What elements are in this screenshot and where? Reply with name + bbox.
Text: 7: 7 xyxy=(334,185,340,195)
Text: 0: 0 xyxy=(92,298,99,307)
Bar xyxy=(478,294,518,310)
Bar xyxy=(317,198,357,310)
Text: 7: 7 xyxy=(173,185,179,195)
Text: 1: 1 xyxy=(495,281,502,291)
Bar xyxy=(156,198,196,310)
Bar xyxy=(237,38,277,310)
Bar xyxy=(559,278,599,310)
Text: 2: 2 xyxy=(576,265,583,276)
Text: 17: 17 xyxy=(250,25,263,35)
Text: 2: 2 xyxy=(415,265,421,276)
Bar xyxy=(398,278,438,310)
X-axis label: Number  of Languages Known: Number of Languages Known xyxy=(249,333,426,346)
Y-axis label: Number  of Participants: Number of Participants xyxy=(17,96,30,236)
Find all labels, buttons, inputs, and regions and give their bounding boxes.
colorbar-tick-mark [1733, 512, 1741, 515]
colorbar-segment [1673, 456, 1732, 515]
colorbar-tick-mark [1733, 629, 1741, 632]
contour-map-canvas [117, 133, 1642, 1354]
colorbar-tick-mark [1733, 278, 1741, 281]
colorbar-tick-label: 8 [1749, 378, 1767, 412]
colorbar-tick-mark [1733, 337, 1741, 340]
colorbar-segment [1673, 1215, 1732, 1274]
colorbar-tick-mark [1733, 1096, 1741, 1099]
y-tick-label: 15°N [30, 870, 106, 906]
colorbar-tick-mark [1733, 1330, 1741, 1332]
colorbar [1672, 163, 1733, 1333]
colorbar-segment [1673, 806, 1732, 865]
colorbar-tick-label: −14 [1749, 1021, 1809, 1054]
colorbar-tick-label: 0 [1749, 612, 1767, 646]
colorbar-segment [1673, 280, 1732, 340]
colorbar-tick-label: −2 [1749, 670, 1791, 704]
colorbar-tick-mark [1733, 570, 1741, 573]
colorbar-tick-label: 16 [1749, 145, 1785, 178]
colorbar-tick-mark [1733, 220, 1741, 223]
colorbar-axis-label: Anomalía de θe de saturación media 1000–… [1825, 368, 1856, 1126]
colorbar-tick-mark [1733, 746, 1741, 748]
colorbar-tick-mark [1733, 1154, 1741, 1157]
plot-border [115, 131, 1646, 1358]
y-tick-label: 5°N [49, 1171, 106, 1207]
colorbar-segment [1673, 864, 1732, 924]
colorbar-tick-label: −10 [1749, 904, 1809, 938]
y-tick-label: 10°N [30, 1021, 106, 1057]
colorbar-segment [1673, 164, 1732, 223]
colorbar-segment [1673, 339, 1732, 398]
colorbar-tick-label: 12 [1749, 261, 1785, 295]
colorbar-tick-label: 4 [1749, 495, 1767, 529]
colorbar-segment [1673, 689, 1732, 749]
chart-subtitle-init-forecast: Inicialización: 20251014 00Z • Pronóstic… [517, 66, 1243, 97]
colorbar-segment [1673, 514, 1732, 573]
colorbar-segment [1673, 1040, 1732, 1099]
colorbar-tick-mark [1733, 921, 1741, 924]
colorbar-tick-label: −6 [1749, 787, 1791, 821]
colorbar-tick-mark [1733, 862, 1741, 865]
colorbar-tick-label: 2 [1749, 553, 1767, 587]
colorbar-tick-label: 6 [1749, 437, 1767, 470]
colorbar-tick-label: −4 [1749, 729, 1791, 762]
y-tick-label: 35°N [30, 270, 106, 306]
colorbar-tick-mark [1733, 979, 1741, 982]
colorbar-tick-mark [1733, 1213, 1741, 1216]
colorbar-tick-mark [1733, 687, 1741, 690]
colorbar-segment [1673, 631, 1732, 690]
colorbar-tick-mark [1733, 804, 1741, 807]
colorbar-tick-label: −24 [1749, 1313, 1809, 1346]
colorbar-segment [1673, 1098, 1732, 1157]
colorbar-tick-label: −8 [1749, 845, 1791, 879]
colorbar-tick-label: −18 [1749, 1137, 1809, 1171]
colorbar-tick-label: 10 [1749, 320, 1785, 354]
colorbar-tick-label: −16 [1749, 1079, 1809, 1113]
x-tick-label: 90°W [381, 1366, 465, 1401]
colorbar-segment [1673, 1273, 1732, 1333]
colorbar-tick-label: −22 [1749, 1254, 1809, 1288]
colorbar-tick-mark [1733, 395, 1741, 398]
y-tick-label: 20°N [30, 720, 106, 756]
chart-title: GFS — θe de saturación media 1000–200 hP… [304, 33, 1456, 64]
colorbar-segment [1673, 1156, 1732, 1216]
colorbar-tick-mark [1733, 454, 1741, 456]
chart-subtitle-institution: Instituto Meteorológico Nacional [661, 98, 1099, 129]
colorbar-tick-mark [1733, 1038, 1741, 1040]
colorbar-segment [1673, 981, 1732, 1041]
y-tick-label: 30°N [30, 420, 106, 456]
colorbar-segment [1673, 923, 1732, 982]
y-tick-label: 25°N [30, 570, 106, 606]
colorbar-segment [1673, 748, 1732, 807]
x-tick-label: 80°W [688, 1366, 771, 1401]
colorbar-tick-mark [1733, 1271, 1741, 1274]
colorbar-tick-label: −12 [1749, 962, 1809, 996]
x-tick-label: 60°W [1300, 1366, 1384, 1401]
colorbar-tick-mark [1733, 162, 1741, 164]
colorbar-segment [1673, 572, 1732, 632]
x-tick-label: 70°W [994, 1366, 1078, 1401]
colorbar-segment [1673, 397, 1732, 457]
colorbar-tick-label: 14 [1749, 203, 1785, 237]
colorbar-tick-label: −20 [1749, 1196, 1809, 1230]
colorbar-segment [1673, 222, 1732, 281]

## What to produce
How many lines in the listing above contain the word "media"? Reply with the number alone.

## Result of this exercise
2